Filter these entries so that only lines with the word "Recommendation" remain.

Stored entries
******

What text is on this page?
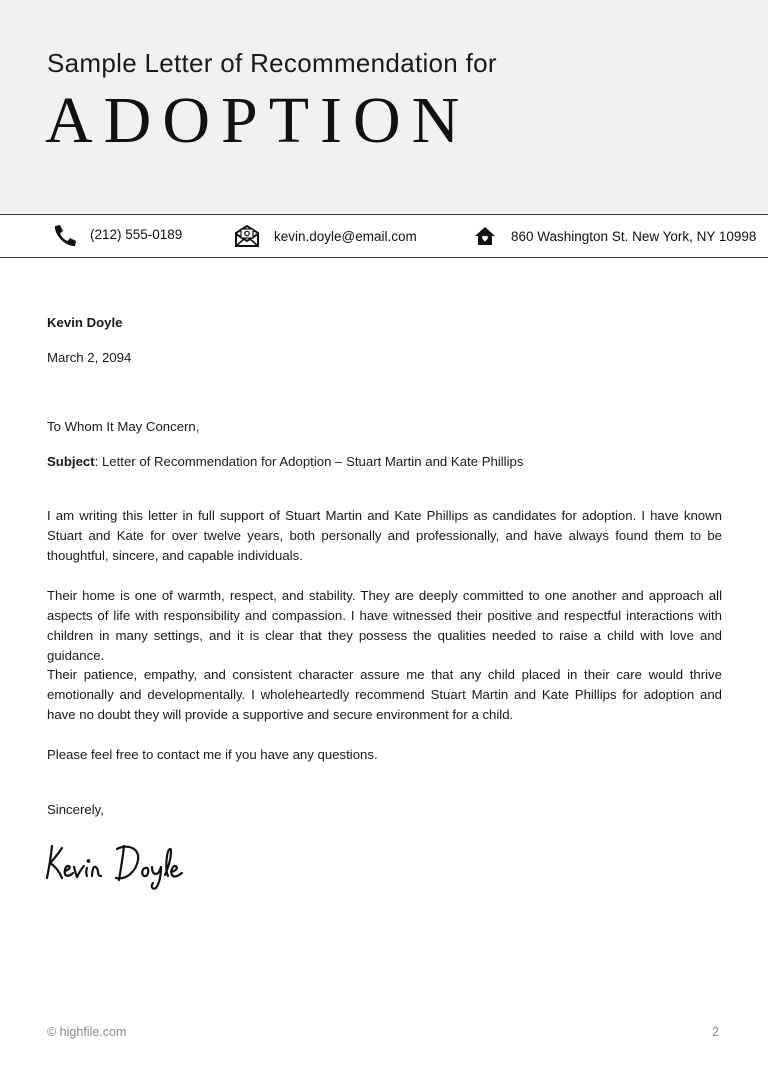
Sample Letter of Recommendation for
ADOPTION
(212) 555-0189	kevin.doyle@email.com	860 Washington St. New York, NY 10998
Kevin Doyle
March 2, 2094
To Whom It May Concern,
Subject: Letter of Recommendation for Adoption – Stuart Martin and Kate Phillips
I am writing this letter in full support of Stuart Martin and Kate Phillips as candidates for adoption. I have known Stuart and Kate for over twelve years, both personally and professionally, and have always found them to be thoughtful, sincere, and capable individuals.
Their home is one of warmth, respect, and stability. They are deeply committed to one another and approach all aspects of life with responsibility and compassion. I have witnessed their positive and respectful interactions with children in many settings, and it is clear that they possess the qualities needed to raise a child with love and guidance.
Their patience, empathy, and consistent character assure me that any child placed in their care would thrive emotionally and developmentally. I wholeheartedly recommend Stuart Martin and Kate Phillips for adoption and have no doubt they will provide a supportive and secure environment for a child.
Please feel free to contact me if you have any questions.
Sincerely,
© highfile.com	2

******

### Finished exercise
Sample Letter of Recommendation for
Subject: Letter of Recommendation for Adoption – Stuart Martin and Kate Phillips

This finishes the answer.